▶ [WHAT YOU ARE ASKED TO DO] Locate the line containing "Transcribe this image's", then please write out that line and all the lines below it in the entries exactly.

## START SUPPLIED DATA

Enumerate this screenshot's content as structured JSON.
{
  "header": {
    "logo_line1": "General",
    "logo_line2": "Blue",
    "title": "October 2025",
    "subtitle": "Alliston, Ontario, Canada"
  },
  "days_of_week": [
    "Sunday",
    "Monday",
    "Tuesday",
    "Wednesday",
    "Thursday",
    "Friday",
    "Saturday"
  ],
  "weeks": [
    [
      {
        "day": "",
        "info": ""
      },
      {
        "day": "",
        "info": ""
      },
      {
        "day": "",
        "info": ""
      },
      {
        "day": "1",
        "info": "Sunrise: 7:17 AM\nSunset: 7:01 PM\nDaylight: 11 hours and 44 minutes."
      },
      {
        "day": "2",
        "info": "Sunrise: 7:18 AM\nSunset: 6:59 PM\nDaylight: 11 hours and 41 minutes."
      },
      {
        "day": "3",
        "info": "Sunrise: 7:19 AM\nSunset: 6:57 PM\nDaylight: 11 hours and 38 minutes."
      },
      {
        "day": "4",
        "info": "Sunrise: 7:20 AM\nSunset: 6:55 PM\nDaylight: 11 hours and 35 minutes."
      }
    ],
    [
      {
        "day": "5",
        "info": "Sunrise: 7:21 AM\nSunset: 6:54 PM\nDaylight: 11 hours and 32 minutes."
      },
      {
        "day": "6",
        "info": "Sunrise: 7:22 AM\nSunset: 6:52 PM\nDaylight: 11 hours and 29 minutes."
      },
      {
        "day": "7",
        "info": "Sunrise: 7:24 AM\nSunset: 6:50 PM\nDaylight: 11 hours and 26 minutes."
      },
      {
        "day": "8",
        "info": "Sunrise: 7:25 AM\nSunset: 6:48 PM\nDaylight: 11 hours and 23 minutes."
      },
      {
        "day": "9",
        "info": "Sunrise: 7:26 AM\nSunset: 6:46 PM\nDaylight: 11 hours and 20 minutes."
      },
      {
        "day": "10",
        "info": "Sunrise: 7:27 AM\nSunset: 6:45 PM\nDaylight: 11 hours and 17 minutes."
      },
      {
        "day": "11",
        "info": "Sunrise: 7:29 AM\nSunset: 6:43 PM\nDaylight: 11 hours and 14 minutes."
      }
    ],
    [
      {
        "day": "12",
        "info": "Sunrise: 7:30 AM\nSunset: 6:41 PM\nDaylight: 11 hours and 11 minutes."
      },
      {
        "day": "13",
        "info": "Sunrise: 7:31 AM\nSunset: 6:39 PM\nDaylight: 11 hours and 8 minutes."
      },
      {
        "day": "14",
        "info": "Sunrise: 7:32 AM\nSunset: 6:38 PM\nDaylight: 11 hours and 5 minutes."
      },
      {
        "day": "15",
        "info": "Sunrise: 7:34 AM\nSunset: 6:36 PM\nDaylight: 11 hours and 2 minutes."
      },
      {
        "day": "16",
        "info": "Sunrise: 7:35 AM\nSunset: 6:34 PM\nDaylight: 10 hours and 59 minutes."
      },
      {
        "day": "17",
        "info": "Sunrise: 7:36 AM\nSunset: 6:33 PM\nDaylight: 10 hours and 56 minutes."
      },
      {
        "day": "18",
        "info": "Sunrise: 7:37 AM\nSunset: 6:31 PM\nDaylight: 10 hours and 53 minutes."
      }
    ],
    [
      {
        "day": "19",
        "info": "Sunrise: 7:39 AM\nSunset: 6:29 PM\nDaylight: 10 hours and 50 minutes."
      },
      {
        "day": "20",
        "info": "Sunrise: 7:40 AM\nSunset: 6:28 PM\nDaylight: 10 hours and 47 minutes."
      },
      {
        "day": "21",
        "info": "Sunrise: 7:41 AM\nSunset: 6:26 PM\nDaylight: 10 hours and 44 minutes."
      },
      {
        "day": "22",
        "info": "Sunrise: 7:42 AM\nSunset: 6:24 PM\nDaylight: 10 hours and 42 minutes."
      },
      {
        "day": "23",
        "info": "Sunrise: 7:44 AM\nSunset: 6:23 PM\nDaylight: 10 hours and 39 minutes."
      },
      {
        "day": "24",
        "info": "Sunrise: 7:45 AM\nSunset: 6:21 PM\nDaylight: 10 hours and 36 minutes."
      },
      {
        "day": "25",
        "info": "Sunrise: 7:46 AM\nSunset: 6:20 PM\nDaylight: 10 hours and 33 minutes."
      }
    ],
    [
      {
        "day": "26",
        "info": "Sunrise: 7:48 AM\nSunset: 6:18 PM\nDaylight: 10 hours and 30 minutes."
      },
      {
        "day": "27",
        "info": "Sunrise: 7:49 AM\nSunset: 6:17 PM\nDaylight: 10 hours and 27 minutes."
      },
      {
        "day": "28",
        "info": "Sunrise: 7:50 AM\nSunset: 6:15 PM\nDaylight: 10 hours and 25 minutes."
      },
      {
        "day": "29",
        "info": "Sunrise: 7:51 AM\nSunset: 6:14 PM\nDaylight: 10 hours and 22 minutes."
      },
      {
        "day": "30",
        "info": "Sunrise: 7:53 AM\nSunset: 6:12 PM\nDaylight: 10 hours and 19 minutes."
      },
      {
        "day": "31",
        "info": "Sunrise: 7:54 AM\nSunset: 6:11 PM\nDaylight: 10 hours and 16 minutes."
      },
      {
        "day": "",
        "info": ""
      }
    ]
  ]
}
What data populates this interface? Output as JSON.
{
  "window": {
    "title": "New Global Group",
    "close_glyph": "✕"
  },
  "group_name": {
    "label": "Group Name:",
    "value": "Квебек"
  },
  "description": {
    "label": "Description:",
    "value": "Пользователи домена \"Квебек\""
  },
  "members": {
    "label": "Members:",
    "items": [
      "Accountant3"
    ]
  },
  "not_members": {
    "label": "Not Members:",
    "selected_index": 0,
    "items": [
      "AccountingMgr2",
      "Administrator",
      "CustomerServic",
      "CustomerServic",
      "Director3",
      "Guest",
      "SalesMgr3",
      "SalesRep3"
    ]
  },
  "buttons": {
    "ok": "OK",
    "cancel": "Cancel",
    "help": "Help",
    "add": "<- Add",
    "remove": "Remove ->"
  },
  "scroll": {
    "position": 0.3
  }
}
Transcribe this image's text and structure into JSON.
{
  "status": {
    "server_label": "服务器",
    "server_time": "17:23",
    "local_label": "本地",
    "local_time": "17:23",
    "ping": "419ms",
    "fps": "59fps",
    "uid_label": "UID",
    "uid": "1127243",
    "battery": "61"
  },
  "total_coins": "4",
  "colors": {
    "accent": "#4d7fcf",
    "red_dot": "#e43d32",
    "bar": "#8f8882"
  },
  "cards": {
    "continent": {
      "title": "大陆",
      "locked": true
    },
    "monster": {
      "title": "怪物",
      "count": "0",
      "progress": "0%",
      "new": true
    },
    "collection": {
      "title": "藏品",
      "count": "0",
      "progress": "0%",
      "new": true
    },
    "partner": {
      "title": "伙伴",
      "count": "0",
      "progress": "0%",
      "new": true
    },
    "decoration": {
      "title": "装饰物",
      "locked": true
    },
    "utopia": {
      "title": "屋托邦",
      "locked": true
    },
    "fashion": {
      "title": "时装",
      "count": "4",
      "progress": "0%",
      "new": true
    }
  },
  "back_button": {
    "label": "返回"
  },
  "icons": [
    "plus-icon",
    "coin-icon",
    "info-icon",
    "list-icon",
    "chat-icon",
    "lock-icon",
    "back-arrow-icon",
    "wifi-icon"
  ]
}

## END SUPPLIED DATA

▶ [EXERCISE OUTPUT]
Transcribe this image's text and structure into JSON.
{
  "status": {
    "server_label": "服务器",
    "server_time": "17:23",
    "local_label": "本地",
    "local_time": "17:23",
    "ping": "419ms",
    "fps": "59fps",
    "uid_label": "UID",
    "uid": "1127243",
    "battery": "61"
  },
  "total_coins": "4",
  "colors": {
    "accent": "#4d7fcf",
    "red_dot": "#e43d32",
    "bar": "#8f8882"
  },
  "cards": {
    "continent": {
      "title": "大陆",
      "locked": true
    },
    "monster": {
      "title": "怪物",
      "count": "0",
      "progress": "0%",
      "new": true
    },
    "collection": {
      "title": "藏品",
      "count": "0",
      "progress": "0%",
      "new": true
    },
    "partner": {
      "title": "伙伴",
      "count": "0",
      "progress": "0%",
      "new": true
    },
    "decoration": {
      "title": "装饰物",
      "locked": true
    },
    "utopia": {
      "title": "屋托邦",
      "locked": true
    },
    "fashion": {
      "title": "时装",
      "count": "4",
      "progress": "0%",
      "new": true
    }
  },
  "back_button": {
    "label": "返回"
  },
  "icons": [
    "plus-icon",
    "coin-icon",
    "info-icon",
    "list-icon",
    "chat-icon",
    "lock-icon",
    "back-arrow-icon",
    "wifi-icon"
  ]
}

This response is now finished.